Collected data
● ● ● ●

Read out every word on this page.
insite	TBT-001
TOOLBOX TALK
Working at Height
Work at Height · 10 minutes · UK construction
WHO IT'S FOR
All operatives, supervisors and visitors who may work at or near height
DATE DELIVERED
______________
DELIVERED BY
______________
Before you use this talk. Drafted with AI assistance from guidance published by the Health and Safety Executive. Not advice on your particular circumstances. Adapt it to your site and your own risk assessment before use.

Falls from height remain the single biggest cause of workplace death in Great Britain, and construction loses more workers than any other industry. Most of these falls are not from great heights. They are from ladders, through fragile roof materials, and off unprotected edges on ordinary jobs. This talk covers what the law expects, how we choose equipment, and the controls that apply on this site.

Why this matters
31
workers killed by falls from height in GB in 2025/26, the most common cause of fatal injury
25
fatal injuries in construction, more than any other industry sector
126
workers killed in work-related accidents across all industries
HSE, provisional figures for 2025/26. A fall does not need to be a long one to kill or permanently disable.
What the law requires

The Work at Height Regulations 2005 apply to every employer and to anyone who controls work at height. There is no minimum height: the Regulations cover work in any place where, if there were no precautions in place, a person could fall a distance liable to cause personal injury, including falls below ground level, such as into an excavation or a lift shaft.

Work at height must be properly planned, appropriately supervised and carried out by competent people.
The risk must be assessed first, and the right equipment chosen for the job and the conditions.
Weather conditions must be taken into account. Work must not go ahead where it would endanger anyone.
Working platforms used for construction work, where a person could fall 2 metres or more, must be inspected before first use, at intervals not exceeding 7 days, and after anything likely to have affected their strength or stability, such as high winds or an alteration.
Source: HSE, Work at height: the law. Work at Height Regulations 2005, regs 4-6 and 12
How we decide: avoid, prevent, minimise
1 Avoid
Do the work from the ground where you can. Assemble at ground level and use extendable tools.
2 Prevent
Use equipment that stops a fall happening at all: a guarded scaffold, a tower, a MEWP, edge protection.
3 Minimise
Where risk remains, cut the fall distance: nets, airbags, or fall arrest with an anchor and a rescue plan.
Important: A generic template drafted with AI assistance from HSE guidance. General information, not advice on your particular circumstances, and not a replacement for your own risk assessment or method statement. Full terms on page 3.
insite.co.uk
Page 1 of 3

● ● ● ●

▶ Task goal
Quote all of the entries exactly as they appear.

▶ Correct answer
Read out every word on this page.
insite	TBT-001
TOOLBOX TALK
Working at Height
Work at Height · 10 minutes · UK construction
WHO IT'S FOR
All operatives, supervisors and visitors who may work at or near height
DATE DELIVERED
______________
DELIVERED BY
______________
Before you use this talk. Drafted with AI assistance from guidance published by the Health and Safety Executive. Not advice on your particular circumstances. Adapt it to your site and your own risk assessment before use.

Falls from height remain the single biggest cause of workplace death in Great Britain, and construction loses more workers than any other industry. Most of these falls are not from great heights. They are from ladders, through fragile roof materials, and off unprotected edges on ordinary jobs. This talk covers what the law expects, how we choose equipment, and the controls that apply on this site.

Why this matters
31
workers killed by falls from height in GB in 2025/26, the most common cause of fatal injury
25
fatal injuries in construction, more than any other industry sector
126
workers killed in work-related accidents across all industries
HSE, provisional figures for 2025/26. A fall does not need to be a long one to kill or permanently disable.
What the law requires

The Work at Height Regulations 2005 apply to every employer and to anyone who controls work at height. There is no minimum height: the Regulations cover work in any place where, if there were no precautions in place, a person could fall a distance liable to cause personal injury, including falls below ground level, such as into an excavation or a lift shaft.

Work at height must be properly planned, appropriately supervised and carried out by competent people.
The risk must be assessed first, and the right equipment chosen for the job and the conditions.
Weather conditions must be taken into account. Work must not go ahead where it would endanger anyone.
Working platforms used for construction work, where a person could fall 2 metres or more, must be inspected before first use, at intervals not exceeding 7 days, and after anything likely to have affected their strength or stability, such as high winds or an alteration.
Source: HSE, Work at height: the law. Work at Height Regulations 2005, regs 4-6 and 12
How we decide: avoid, prevent, minimise
1 Avoid
Do the work from the ground where you can. Assemble at ground level and use extendable tools.
2 Prevent
Use equipment that stops a fall happening at all: a guarded scaffold, a tower, a MEWP, edge protection.
3 Minimise
Where risk remains, cut the fall distance: nets, airbags, or fall arrest with an anchor and a rescue plan.
Important: A generic template drafted with AI assistance from HSE guidance. General information, not advice on your particular circumstances, and not a replacement for your own risk assessment or method statement. Full terms on page 3.
insite.co.uk
Page 1 of 3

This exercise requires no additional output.